Micfalău (Mikóújfalu, Hungarian pronunciation: ; Mikoneudorf) is a commune in Covasna County, Transylvania, Romania. It is composed of a single village, Micfalău.

== History ==
The village formed part of the Székely Land region of the historical Transylvania province. Until 1918, it belonged to the Háromszék County of the Kingdom of Hungary. In the immediate aftermath of World War I, following the declaration of the Union of Transylvania with Romania, the area passed under Romanian administration during the Hungarian–Romanian War of 1918–1919. By the terms of the Treaty of Trianon of 1920, it became part of the Kingdom of Romania.

In 1925, the commune fell within Plasa Sfântu Gheorghe of Trei Scaune County. In August 1940, under the auspices of Nazi Germany, which imposed the Second Vienna Award, Hungary retook the territory of Northern Transylvania (which included Micfalău) from Romania. Towards the end of World War II, however, the commune was taken back from Hungarian and German troops by Romanian and Soviet forces in September 1944.

- _Instructions to follow_: According to the text about Micfalău, in what month and year did Romanian and Soviet forces take the commune back from Hungarian and German troops?

Document layout detection data:
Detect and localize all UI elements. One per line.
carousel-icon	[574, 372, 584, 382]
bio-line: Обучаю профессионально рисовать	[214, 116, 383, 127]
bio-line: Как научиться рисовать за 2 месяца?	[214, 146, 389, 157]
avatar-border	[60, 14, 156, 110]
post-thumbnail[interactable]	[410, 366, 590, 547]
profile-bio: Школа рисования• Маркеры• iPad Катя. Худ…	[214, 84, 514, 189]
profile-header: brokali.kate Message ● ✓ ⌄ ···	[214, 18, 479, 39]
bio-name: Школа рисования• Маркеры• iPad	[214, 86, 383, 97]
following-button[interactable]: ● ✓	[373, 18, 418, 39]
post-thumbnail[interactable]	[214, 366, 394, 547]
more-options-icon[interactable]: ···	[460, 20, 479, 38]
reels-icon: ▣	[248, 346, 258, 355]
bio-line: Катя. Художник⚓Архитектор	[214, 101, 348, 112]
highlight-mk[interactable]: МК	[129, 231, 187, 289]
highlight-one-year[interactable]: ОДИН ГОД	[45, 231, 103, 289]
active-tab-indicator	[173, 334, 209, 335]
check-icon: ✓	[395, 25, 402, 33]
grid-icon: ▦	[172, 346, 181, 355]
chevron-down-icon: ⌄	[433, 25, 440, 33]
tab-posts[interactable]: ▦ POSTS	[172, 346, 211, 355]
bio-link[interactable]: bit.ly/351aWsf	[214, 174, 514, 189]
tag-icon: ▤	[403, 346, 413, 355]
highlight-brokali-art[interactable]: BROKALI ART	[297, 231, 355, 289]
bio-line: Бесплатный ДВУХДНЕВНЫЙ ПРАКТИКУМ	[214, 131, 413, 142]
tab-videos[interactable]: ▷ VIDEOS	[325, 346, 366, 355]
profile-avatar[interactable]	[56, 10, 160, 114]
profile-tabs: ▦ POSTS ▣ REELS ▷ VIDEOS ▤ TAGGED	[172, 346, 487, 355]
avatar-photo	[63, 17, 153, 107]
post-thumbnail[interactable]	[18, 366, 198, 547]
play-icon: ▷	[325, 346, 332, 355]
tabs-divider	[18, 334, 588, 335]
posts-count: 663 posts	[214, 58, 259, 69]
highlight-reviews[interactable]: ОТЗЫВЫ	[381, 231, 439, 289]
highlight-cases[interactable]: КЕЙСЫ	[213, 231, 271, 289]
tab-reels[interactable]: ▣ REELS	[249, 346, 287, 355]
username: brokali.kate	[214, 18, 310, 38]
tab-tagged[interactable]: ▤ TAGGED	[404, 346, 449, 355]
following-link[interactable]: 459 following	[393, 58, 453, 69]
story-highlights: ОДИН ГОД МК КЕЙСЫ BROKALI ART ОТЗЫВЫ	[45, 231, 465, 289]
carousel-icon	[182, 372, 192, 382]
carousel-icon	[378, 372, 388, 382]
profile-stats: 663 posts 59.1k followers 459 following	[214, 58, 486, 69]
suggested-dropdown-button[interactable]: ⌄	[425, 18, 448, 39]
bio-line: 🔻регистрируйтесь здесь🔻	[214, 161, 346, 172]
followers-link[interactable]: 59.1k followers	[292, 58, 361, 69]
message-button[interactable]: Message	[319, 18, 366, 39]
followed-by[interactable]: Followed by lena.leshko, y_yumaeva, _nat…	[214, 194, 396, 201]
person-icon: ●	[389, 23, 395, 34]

- _Solution for this task_: September 1944